Management

Expertise für Software trifft Leidenschaft für Technik

Tanja Rückert über ihre ersten 100 Tage im Amt

29.11.2018 -
Im August 2018 übernahm Dr. Tanja Rückert die Leitung des Geschäftsbereichs Bosch Building Technologies von Gert van Iperen. Vor ihrer Aufgabe bei Bosch war sie Leiterin des Gesc...

Im August 2018 übernahm Dr. Tanja Rückert die Leitung des Geschäftsbereichs Bosch Building Technologies von Gert van Iperen. Vor ihrer Aufgabe bei Bosch war sie Leiterin des Geschäftsbereich IoT und Digital Supply Chain bei der SAP SE. Die Erwartungen bei Bosch an die promovierte Chemikerin sind entsprechend hoch, die ausgewiesene IoT-Expertin soll die auf Vernetzung fokussierte Strategie von Bosch bei Produkten, Systemen und Lösungen vorantreiben, weiterentwickeln und umsetzen. Tanja Rückert verfügt über internationale Erfahrung als Führungskraft in der Software-Branche, was in Zeiten zunehmender Digitalisierung als gute Ergänzung zur Expertise von Bosch auf der Produktseite gesehen wird.

Aufgaben >>
[1] Nenne alle Bereiche, in denen Tanja Rückert laut dem Textauszug die auf Vernetzung fokussierte Strategie von Bosch vorantreiben soll.
[2] Von wem übernahm Tanja Rückert laut dem Textauszug die Leitung des Geschäftsbereichs Bosch Building Technologies?
[3] Gib den Abschnitt des Textauszugs zwischen "Expertise für Software" und "Leiterin des Gesc..." einschließlich dieser Wörter wortgetreu wieder.

Bereitgestellte Daten >>
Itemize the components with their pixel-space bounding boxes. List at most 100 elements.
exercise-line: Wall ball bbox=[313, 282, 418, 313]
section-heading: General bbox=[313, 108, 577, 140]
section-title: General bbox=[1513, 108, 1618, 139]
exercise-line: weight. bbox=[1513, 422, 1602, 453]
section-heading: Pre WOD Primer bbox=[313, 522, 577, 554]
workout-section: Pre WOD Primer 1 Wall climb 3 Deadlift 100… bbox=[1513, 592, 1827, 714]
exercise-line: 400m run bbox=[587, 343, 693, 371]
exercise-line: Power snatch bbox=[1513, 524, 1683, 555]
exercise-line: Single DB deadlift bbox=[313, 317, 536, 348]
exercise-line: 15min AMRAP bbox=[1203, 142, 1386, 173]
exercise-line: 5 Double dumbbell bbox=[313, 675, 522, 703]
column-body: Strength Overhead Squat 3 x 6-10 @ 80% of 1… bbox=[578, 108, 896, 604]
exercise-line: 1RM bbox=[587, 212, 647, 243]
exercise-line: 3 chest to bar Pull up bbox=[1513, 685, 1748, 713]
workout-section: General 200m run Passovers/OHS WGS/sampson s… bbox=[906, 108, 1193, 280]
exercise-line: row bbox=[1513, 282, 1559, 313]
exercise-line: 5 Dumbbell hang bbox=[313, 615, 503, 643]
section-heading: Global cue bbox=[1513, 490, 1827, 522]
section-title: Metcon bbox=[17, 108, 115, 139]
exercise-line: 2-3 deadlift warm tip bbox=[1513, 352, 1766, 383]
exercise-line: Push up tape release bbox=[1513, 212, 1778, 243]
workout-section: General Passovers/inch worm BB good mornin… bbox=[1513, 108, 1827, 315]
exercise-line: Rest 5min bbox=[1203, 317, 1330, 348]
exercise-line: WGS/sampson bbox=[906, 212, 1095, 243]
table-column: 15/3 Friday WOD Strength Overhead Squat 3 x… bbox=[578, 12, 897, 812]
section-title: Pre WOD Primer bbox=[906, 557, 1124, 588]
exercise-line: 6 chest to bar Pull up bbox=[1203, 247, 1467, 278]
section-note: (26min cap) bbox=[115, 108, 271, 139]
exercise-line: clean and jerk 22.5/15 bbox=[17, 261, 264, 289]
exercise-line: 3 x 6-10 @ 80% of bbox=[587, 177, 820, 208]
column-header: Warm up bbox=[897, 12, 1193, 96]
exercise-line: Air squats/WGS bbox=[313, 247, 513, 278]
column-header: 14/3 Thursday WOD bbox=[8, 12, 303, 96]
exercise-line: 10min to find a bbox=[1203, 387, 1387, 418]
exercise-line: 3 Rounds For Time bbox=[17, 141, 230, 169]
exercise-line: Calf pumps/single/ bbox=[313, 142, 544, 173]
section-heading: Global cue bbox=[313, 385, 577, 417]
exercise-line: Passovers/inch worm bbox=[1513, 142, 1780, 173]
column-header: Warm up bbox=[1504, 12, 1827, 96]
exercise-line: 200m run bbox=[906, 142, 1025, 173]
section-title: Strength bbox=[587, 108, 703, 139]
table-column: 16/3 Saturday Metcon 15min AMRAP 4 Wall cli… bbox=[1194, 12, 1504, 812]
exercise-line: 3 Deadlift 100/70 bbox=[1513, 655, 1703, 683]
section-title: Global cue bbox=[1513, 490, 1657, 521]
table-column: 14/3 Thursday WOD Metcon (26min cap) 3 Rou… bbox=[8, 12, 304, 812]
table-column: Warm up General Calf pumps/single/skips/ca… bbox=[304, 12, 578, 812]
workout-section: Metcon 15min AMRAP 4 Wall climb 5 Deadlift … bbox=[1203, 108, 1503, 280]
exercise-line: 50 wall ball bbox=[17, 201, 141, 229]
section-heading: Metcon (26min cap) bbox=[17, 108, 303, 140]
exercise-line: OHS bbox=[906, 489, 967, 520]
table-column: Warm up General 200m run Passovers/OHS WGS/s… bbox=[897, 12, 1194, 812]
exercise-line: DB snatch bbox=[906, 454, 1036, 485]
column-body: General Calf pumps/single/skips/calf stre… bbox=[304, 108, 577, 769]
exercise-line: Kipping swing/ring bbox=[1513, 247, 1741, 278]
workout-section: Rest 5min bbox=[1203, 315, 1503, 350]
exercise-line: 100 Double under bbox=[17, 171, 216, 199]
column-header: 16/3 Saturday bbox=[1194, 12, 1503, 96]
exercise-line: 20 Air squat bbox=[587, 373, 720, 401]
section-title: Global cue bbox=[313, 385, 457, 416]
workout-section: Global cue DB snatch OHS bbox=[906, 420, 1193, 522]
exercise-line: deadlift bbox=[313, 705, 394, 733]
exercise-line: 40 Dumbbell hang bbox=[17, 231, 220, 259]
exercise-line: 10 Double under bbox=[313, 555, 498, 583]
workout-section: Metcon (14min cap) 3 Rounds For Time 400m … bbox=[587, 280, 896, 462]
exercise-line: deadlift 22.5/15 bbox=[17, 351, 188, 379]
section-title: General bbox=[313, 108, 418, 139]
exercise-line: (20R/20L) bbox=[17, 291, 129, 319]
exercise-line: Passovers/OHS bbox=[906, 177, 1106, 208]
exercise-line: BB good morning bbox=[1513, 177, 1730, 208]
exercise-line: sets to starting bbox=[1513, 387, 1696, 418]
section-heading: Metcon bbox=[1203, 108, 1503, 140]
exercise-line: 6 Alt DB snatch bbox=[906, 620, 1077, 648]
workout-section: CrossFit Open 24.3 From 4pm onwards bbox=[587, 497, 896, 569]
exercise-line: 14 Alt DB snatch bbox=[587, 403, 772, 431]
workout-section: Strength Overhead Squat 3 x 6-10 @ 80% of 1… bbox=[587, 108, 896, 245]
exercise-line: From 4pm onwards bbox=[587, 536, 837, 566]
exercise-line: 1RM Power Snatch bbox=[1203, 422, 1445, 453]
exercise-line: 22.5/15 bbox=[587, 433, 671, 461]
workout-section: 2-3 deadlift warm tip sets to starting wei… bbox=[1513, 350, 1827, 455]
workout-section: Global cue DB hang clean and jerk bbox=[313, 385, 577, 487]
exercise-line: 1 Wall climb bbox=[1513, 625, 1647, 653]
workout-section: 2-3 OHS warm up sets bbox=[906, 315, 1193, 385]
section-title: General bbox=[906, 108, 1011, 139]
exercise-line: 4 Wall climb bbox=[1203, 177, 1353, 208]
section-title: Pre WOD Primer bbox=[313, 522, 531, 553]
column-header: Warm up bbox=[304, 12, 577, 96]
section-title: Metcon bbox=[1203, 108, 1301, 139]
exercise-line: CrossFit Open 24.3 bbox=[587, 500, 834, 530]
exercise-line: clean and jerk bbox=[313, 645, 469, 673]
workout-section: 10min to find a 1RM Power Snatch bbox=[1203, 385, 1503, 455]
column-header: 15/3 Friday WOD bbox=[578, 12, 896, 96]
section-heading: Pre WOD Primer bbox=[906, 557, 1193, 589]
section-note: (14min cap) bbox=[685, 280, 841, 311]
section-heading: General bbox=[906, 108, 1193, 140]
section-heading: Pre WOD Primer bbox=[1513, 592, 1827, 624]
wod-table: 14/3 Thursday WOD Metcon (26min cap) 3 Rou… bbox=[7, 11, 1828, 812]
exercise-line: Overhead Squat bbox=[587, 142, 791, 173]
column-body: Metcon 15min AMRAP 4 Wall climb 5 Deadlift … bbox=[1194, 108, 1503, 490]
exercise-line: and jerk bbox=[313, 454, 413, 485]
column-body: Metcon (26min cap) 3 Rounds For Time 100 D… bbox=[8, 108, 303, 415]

Die Antworten >>
[1] Produkte, Systeme, Lösungen

[2] Von Gert van Iperen.

[3]
Expertise für Software trifft Leidenschaft für Technik

Tanja Rückert über ihre ersten 100 Tage im Amt

29.11.2018 -
Im August 2018 übernahm Dr. Tanja Rückert die Leitung des Geschäftsbereichs Bosch Building Technologies von Gert van Iperen. Vor ihrer Aufgabe bei Bosch war sie Leiterin des Gesc...